» Task to carry out
Within the material below, find each line bearing the word "Sunday" and present it.

Collection entries
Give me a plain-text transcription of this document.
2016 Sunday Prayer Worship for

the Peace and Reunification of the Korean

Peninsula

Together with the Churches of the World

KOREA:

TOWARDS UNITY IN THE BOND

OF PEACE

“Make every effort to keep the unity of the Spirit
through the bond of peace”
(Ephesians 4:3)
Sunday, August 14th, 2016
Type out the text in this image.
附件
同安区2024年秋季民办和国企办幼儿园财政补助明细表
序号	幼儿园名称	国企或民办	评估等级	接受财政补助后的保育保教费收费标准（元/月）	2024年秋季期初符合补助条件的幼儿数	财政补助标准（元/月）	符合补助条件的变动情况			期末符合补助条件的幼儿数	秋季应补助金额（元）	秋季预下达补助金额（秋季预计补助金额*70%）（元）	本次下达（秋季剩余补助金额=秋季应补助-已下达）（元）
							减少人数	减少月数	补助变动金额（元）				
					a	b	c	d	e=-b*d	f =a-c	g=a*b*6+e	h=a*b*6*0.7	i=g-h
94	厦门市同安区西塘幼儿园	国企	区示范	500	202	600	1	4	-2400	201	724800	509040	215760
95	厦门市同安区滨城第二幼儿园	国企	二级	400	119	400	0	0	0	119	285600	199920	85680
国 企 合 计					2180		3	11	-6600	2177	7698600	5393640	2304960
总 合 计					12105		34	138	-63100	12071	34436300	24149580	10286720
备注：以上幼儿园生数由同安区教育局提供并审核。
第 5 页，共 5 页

» Expected output
2016 Sunday Prayer Worship for
Sunday, August 14th, 2016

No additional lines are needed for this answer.